- Aim
The entries below should be output exactly as written.

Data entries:
● ● ● ●

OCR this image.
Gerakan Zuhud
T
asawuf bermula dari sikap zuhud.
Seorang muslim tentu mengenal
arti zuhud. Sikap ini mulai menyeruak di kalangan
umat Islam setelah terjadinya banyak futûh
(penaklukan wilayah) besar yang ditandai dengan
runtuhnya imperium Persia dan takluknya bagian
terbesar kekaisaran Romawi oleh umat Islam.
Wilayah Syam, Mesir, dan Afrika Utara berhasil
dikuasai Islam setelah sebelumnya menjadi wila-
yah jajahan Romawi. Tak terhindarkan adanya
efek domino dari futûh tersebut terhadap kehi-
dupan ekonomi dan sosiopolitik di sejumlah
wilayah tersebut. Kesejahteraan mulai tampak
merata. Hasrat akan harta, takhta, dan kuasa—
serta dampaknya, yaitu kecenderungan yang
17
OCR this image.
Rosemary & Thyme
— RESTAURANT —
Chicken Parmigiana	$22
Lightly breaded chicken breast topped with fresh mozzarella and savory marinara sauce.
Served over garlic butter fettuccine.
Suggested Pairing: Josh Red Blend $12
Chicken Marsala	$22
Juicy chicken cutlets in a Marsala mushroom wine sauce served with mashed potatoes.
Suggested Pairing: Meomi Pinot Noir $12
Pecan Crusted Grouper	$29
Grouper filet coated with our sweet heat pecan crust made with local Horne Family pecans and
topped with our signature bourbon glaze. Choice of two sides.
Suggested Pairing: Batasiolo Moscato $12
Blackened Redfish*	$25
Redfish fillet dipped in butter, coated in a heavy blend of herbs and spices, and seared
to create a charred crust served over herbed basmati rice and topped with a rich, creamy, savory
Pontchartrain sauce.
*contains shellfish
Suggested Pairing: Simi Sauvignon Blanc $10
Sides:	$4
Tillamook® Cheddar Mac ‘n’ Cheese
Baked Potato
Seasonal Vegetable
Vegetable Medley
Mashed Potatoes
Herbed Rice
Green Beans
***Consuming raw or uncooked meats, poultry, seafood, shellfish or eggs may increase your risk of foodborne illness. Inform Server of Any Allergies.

● ● ● ●

- Reply
OCR this image.
Gerakan Zuhud
T
asawuf bermula dari sikap zuhud.
Seorang muslim tentu mengenal
arti zuhud. Sikap ini mulai menyeruak di kalangan
umat Islam setelah terjadinya banyak futûh
(penaklukan wilayah) besar yang ditandai dengan
runtuhnya imperium Persia dan takluknya bagian
terbesar kekaisaran Romawi oleh umat Islam.
Wilayah Syam, Mesir, dan Afrika Utara berhasil
dikuasai Islam setelah sebelumnya menjadi wila-
yah jajahan Romawi. Tak terhindarkan adanya
efek domino dari futûh tersebut terhadap kehi-
dupan ekonomi dan sosiopolitik di sejumlah
wilayah tersebut. Kesejahteraan mulai tampak
merata. Hasrat akan harta, takhta, dan kuasa—
serta dampaknya, yaitu kecenderungan yang
17
OCR this image.
Rosemary & Thyme
— RESTAURANT —
Chicken Parmigiana	$22
Lightly breaded chicken breast topped with fresh mozzarella and savory marinara sauce.
Served over garlic butter fettuccine.
Suggested Pairing: Josh Red Blend $12
Chicken Marsala	$22
Juicy chicken cutlets in a Marsala mushroom wine sauce served with mashed potatoes.
Suggested Pairing: Meomi Pinot Noir $12
Pecan Crusted Grouper	$29
Grouper filet coated with our sweet heat pecan crust made with local Horne Family pecans and
topped with our signature bourbon glaze. Choice of two sides.
Suggested Pairing: Batasiolo Moscato $12
Blackened Redfish*	$25
Redfish fillet dipped in butter, coated in a heavy blend of herbs and spices, and seared
to create a charred crust served over herbed basmati rice and topped with a rich, creamy, savory
Pontchartrain sauce.
*contains shellfish
Suggested Pairing: Simi Sauvignon Blanc $10
Sides:	$4
Tillamook® Cheddar Mac ‘n’ Cheese
Baked Potato
Seasonal Vegetable
Vegetable Medley
Mashed Potatoes
Herbed Rice
Green Beans
***Consuming raw or uncooked meats, poultry, seafood, shellfish or eggs may increase your risk of foodborne illness. Inform Server of Any Allergies.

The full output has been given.